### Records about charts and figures
>> Begin

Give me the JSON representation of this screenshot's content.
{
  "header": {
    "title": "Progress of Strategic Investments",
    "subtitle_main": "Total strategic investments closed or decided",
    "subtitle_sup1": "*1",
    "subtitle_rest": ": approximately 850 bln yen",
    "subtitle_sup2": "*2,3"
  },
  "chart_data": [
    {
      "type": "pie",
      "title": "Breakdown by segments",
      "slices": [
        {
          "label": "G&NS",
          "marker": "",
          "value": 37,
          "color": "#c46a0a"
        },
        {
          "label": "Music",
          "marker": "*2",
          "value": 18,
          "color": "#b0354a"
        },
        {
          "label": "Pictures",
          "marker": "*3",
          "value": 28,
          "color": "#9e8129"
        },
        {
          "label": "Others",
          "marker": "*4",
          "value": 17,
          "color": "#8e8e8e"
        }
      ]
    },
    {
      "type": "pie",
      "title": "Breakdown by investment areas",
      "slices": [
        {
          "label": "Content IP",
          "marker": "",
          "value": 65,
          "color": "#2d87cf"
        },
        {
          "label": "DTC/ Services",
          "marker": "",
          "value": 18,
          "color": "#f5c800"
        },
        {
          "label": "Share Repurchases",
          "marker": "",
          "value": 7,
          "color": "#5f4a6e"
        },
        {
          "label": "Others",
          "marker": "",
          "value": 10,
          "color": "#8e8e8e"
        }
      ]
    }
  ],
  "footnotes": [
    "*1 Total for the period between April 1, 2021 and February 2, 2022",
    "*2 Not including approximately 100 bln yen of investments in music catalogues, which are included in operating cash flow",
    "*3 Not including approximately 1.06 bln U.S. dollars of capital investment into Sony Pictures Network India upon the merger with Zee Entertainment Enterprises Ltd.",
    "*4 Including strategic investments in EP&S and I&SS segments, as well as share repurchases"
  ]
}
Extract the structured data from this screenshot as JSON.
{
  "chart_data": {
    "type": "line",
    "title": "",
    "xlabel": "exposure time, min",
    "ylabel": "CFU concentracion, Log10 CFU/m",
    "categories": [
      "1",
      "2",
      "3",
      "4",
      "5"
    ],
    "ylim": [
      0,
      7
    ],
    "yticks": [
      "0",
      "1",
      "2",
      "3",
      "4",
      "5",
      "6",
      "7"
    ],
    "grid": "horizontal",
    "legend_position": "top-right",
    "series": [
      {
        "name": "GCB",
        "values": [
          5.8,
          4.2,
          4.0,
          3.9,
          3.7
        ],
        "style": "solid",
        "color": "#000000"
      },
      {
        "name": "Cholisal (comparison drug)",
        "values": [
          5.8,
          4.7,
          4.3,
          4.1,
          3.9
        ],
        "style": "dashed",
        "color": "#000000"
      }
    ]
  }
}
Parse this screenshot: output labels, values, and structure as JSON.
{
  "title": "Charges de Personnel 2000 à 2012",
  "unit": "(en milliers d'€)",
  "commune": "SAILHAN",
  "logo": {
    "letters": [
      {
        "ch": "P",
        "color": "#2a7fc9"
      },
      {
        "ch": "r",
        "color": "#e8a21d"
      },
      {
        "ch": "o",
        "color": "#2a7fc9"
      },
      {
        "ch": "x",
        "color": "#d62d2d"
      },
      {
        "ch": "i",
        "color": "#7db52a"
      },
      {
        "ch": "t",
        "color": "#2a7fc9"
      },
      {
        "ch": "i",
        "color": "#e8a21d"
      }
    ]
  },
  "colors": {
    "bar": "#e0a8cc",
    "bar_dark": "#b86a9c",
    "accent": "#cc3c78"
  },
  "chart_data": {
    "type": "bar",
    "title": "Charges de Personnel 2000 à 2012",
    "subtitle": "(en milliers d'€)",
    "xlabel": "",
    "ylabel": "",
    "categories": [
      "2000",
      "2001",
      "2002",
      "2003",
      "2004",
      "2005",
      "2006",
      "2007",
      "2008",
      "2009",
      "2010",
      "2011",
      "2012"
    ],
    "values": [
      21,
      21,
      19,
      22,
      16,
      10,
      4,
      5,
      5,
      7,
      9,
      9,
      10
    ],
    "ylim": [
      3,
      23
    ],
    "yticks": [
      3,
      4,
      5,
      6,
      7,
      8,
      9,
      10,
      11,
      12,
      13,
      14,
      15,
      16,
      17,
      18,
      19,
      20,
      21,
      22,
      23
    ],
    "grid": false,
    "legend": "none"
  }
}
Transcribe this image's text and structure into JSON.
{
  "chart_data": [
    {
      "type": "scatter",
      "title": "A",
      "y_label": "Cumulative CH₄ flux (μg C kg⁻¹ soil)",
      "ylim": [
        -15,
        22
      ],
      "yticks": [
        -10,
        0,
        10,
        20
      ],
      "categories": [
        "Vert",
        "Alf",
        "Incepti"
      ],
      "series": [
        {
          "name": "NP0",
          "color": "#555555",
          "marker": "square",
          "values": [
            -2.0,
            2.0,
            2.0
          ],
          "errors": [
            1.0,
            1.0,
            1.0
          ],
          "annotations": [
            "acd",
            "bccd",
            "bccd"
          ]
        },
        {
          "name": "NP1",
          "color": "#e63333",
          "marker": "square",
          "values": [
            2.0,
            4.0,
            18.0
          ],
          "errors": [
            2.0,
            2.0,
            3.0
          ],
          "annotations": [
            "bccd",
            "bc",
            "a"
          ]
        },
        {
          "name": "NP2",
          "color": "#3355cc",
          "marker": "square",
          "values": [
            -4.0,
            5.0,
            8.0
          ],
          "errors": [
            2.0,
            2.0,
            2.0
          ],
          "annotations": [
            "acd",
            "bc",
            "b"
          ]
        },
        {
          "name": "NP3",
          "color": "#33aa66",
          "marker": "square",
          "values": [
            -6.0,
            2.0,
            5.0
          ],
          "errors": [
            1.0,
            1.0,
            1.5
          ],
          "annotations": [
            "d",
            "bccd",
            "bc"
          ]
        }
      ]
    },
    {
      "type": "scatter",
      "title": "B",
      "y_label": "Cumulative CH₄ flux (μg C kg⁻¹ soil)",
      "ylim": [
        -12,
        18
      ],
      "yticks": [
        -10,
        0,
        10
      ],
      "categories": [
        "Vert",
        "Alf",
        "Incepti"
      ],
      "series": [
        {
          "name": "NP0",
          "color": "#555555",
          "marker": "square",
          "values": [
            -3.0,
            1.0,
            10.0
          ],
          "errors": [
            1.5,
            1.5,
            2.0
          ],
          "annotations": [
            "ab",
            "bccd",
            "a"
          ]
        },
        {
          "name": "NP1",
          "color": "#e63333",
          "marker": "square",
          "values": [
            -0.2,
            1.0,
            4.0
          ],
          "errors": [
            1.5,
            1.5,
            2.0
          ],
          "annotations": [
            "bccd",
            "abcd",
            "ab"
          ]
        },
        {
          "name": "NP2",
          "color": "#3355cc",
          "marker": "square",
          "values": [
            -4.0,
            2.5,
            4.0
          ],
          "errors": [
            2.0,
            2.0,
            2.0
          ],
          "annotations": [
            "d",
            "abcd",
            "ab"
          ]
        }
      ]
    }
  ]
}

>> End

### Objective
Nothing should be left out: repeat all of the data exactly.

### Response
Give me the JSON representation of this screenshot's content.
{
  "header": {
    "title": "Progress of Strategic Investments",
    "subtitle_main": "Total strategic investments closed or decided",
    "subtitle_sup1": "*1",
    "subtitle_rest": ": approximately 850 bln yen",
    "subtitle_sup2": "*2,3"
  },
  "chart_data": [
    {
      "type": "pie",
      "title": "Breakdown by segments",
      "slices": [
        {
          "label": "G&NS",
          "marker": "",
          "value": 37,
          "color": "#c46a0a"
        },
        {
          "label": "Music",
          "marker": "*2",
          "value": 18,
          "color": "#b0354a"
        },
        {
          "label": "Pictures",
          "marker": "*3",
          "value": 28,
          "color": "#9e8129"
        },
        {
          "label": "Others",
          "marker": "*4",
          "value": 17,
          "color": "#8e8e8e"
        }
      ]
    },
    {
      "type": "pie",
      "title": "Breakdown by investment areas",
      "slices": [
        {
          "label": "Content IP",
          "marker": "",
          "value": 65,
          "color": "#2d87cf"
        },
        {
          "label": "DTC/ Services",
          "marker": "",
          "value": 18,
          "color": "#f5c800"
        },
        {
          "label": "Share Repurchases",
          "marker": "",
          "value": 7,
          "color": "#5f4a6e"
        },
        {
          "label": "Others",
          "marker": "",
          "value": 10,
          "color": "#8e8e8e"
        }
      ]
    }
  ],
  "footnotes": [
    "*1 Total for the period between April 1, 2021 and February 2, 2022",
    "*2 Not including approximately 100 bln yen of investments in music catalogues, which are included in operating cash flow",
    "*3 Not including approximately 1.06 bln U.S. dollars of capital investment into Sony Pictures Network India upon the merger with Zee Entertainment Enterprises Ltd.",
    "*4 Including strategic investments in EP&S and I&SS segments, as well as share repurchases"
  ]
}
Extract the structured data from this screenshot as JSON.
{
  "chart_data": {
    "type": "line",
    "title": "",
    "xlabel": "exposure time, min",
    "ylabel": "CFU concentracion, Log10 CFU/m",
    "categories": [
      "1",
      "2",
      "3",
      "4",
      "5"
    ],
    "ylim": [
      0,
      7
    ],
    "yticks": [
      "0",
      "1",
      "2",
      "3",
      "4",
      "5",
      "6",
      "7"
    ],
    "grid": "horizontal",
    "legend_position": "top-right",
    "series": [
      {
        "name": "GCB",
        "values": [
          5.8,
          4.2,
          4.0,
          3.9,
          3.7
        ],
        "style": "solid",
        "color": "#000000"
      },
      {
        "name": "Cholisal (comparison drug)",
        "values": [
          5.8,
          4.7,
          4.3,
          4.1,
          3.9
        ],
        "style": "dashed",
        "color": "#000000"
      }
    ]
  }
}
Parse this screenshot: output labels, values, and structure as JSON.
{
  "title": "Charges de Personnel 2000 à 2012",
  "unit": "(en milliers d'€)",
  "commune": "SAILHAN",
  "logo": {
    "letters": [
      {
        "ch": "P",
        "color": "#2a7fc9"
      },
      {
        "ch": "r",
        "color": "#e8a21d"
      },
      {
        "ch": "o",
        "color": "#2a7fc9"
      },
      {
        "ch": "x",
        "color": "#d62d2d"
      },
      {
        "ch": "i",
        "color": "#7db52a"
      },
      {
        "ch": "t",
        "color": "#2a7fc9"
      },
      {
        "ch": "i",
        "color": "#e8a21d"
      }
    ]
  },
  "colors": {
    "bar": "#e0a8cc",
    "bar_dark": "#b86a9c",
    "accent": "#cc3c78"
  },
  "chart_data": {
    "type": "bar",
    "title": "Charges de Personnel 2000 à 2012",
    "subtitle": "(en milliers d'€)",
    "xlabel": "",
    "ylabel": "",
    "categories": [
      "2000",
      "2001",
      "2002",
      "2003",
      "2004",
      "2005",
      "2006",
      "2007",
      "2008",
      "2009",
      "2010",
      "2011",
      "2012"
    ],
    "values": [
      21,
      21,
      19,
      22,
      16,
      10,
      4,
      5,
      5,
      7,
      9,
      9,
      10
    ],
    "ylim": [
      3,
      23
    ],
    "yticks": [
      3,
      4,
      5,
      6,
      7,
      8,
      9,
      10,
      11,
      12,
      13,
      14,
      15,
      16,
      17,
      18,
      19,
      20,
      21,
      22,
      23
    ],
    "grid": false,
    "legend": "none"
  }
}
Transcribe this image's text and structure into JSON.
{
  "chart_data": [
    {
      "type": "scatter",
      "title": "A",
      "y_label": "Cumulative CH₄ flux (μg C kg⁻¹ soil)",
      "ylim": [
        -15,
        22
      ],
      "yticks": [
        -10,
        0,
        10,
        20
      ],
      "categories": [
        "Vert",
        "Alf",
        "Incepti"
      ],
      "series": [
        {
          "name": "NP0",
          "color": "#555555",
          "marker": "square",
          "values": [
            -2.0,
            2.0,
            2.0
          ],
          "errors": [
            1.0,
            1.0,
            1.0
          ],
          "annotations": [
            "acd",
            "bccd",
            "bccd"
          ]
        },
        {
          "name": "NP1",
          "color": "#e63333",
          "marker": "square",
          "values": [
            2.0,
            4.0,
            18.0
          ],
          "errors": [
            2.0,
            2.0,
            3.0
          ],
          "annotations": [
            "bccd",
            "bc",
            "a"
          ]
        },
        {
          "name": "NP2",
          "color": "#3355cc",
          "marker": "square",
          "values": [
            -4.0,
            5.0,
            8.0
          ],
          "errors": [
            2.0,
            2.0,
            2.0
          ],
          "annotations": [
            "acd",
            "bc",
            "b"
          ]
        },
        {
          "name": "NP3",
          "color": "#33aa66",
          "marker": "square",
          "values": [
            -6.0,
            2.0,
            5.0
          ],
          "errors": [
            1.0,
            1.0,
            1.5
          ],
          "annotations": [
            "d",
            "bccd",
            "bc"
          ]
        }
      ]
    },
    {
      "type": "scatter",
      "title": "B",
      "y_label": "Cumulative CH₄ flux (μg C kg⁻¹ soil)",
      "ylim": [
        -12,
        18
      ],
      "yticks": [
        -10,
        0,
        10
      ],
      "categories": [
        "Vert",
        "Alf",
        "Incepti"
      ],
      "series": [
        {
          "name": "NP0",
          "color": "#555555",
          "marker": "square",
          "values": [
            -3.0,
            1.0,
            10.0
          ],
          "errors": [
            1.5,
            1.5,
            2.0
          ],
          "annotations": [
            "ab",
            "bccd",
            "a"
          ]
        },
        {
          "name": "NP1",
          "color": "#e63333",
          "marker": "square",
          "values": [
            -0.2,
            1.0,
            4.0
          ],
          "errors": [
            1.5,
            1.5,
            2.0
          ],
          "annotations": [
            "bccd",
            "abcd",
            "ab"
          ]
        },
        {
          "name": "NP2",
          "color": "#3355cc",
          "marker": "square",
          "values": [
            -4.0,
            2.5,
            4.0
          ],
          "errors": [
            2.0,
            2.0,
            2.0
          ],
          "annotations": [
            "d",
            "abcd",
            "ab"
          ]
        }
      ]
    }
  ]
}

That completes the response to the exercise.